Stated task: Copy out all the records, word for word.

Record extracts:
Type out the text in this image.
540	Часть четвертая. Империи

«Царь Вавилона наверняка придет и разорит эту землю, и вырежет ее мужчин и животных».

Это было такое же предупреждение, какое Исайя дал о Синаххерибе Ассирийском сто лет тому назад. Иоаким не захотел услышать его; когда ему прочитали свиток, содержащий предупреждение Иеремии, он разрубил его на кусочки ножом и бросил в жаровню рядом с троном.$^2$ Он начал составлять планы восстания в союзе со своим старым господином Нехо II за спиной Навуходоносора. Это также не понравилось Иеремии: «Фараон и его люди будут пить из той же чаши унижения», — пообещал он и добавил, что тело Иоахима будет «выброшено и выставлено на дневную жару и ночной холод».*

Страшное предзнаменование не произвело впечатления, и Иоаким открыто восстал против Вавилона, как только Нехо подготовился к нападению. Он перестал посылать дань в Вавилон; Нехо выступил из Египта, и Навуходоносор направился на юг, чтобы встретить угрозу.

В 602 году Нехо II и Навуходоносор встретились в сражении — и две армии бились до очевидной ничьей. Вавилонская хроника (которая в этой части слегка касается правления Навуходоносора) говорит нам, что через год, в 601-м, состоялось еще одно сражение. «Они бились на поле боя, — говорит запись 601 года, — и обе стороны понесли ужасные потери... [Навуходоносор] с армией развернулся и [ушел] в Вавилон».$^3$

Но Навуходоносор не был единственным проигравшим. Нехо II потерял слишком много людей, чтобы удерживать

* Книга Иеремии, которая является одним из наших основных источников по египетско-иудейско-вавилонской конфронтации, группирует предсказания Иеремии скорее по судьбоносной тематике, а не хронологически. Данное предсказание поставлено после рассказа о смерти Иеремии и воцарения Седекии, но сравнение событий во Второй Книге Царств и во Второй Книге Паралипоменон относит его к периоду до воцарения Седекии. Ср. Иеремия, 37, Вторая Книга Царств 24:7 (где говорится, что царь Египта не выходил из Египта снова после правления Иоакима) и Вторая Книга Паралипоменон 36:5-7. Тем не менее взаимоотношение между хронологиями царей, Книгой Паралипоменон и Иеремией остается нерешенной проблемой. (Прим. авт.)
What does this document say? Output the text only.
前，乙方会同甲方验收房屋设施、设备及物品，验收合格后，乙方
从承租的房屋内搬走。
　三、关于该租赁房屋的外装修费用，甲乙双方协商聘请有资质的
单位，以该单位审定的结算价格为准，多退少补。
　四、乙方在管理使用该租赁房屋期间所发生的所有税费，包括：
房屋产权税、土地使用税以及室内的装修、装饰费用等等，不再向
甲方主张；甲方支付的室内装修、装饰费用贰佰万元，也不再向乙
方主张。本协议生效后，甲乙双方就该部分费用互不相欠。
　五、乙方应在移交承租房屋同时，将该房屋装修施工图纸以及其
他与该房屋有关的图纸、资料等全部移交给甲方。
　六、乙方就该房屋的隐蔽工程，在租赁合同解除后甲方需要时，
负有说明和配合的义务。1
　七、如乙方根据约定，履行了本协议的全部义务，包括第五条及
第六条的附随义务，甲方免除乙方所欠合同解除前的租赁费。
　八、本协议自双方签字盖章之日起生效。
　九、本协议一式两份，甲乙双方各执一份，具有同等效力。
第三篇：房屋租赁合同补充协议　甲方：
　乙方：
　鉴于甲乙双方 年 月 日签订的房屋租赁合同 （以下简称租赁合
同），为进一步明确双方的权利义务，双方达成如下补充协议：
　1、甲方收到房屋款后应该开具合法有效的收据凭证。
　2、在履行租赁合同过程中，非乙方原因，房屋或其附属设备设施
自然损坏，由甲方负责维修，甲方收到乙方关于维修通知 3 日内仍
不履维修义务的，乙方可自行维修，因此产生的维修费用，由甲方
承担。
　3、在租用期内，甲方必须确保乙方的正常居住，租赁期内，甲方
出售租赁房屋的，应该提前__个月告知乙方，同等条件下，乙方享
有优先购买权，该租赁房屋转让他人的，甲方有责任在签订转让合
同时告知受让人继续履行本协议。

Response for this exercise:
Type out the text in this image.
540	Часть четвертая. Империи

«Царь Вавилона наверняка придет и разорит эту землю, и вырежет ее мужчин и животных».

Это было такое же предупреждение, какое Исайя дал о Синаххерибе Ассирийском сто лет тому назад. Иоаким не захотел услышать его; когда ему прочитали свиток, содержащий предупреждение Иеремии, он разрубил его на кусочки ножом и бросил в жаровню рядом с троном.$^2$ Он начал составлять планы восстания в союзе со своим старым господином Нехо II за спиной Навуходоносора. Это также не понравилось Иеремии: «Фараон и его люди будут пить из той же чаши унижения», — пообещал он и добавил, что тело Иоахима будет «выброшено и выставлено на дневную жару и ночной холод».*

Страшное предзнаменование не произвело впечатления, и Иоаким открыто восстал против Вавилона, как только Нехо подготовился к нападению. Он перестал посылать дань в Вавилон; Нехо выступил из Египта, и Навуходоносор направился на юг, чтобы встретить угрозу.

В 602 году Нехо II и Навуходоносор встретились в сражении — и две армии бились до очевидной ничьей. Вавилонская хроника (которая в этой части слегка касается правления Навуходоносора) говорит нам, что через год, в 601-м, состоялось еще одно сражение. «Они бились на поле боя, — говорит запись 601 года, — и обе стороны понесли ужасные потери... [Навуходоносор] с армией развернулся и [ушел] в Вавилон».$^3$

Но Навуходоносор не был единственным проигравшим. Нехо II потерял слишком много людей, чтобы удерживать

* Книга Иеремии, которая является одним из наших основных источников по египетско-иудейско-вавилонской конфронтации, группирует предсказания Иеремии скорее по судьбоносной тематике, а не хронологически. Данное предсказание поставлено после рассказа о смерти Иеремии и воцарения Седекии, но сравнение событий во Второй Книге Царств и во Второй Книге Паралипоменон относит его к периоду до воцарения Седекии. Ср. Иеремия, 37, Вторая Книга Царств 24:7 (где говорится, что царь Египта не выходил из Египта снова после правления Иоакима) и Вторая Книга Паралипоменон 36:5-7. Тем не менее взаимоотношение между хронологиями царей, Книгой Паралипоменон и Иеремией остается нерешенной проблемой. (Прим. авт.)
What does this document say? Output the text only.
前，乙方会同甲方验收房屋设施、设备及物品，验收合格后，乙方
从承租的房屋内搬走。
　三、关于该租赁房屋的外装修费用，甲乙双方协商聘请有资质的
单位，以该单位审定的结算价格为准，多退少补。
　四、乙方在管理使用该租赁房屋期间所发生的所有税费，包括：
房屋产权税、土地使用税以及室内的装修、装饰费用等等，不再向
甲方主张；甲方支付的室内装修、装饰费用贰佰万元，也不再向乙
方主张。本协议生效后，甲乙双方就该部分费用互不相欠。
　五、乙方应在移交承租房屋同时，将该房屋装修施工图纸以及其
他与该房屋有关的图纸、资料等全部移交给甲方。
　六、乙方就该房屋的隐蔽工程，在租赁合同解除后甲方需要时，
负有说明和配合的义务。1
　七、如乙方根据约定，履行了本协议的全部义务，包括第五条及
第六条的附随义务，甲方免除乙方所欠合同解除前的租赁费。
　八、本协议自双方签字盖章之日起生效。
　九、本协议一式两份，甲乙双方各执一份，具有同等效力。
第三篇：房屋租赁合同补充协议　甲方：
　乙方：
　鉴于甲乙双方 年 月 日签订的房屋租赁合同 （以下简称租赁合
同），为进一步明确双方的权利义务，双方达成如下补充协议：
　1、甲方收到房屋款后应该开具合法有效的收据凭证。
　2、在履行租赁合同过程中，非乙方原因，房屋或其附属设备设施
自然损坏，由甲方负责维修，甲方收到乙方关于维修通知 3 日内仍
不履维修义务的，乙方可自行维修，因此产生的维修费用，由甲方
承担。
　3、在租用期内，甲方必须确保乙方的正常居住，租赁期内，甲方
出售租赁房屋的，应该提前__个月告知乙方，同等条件下，乙方享
有优先购买权，该租赁房屋转让他人的，甲方有责任在签订转让合
同时告知受让人继续履行本协议。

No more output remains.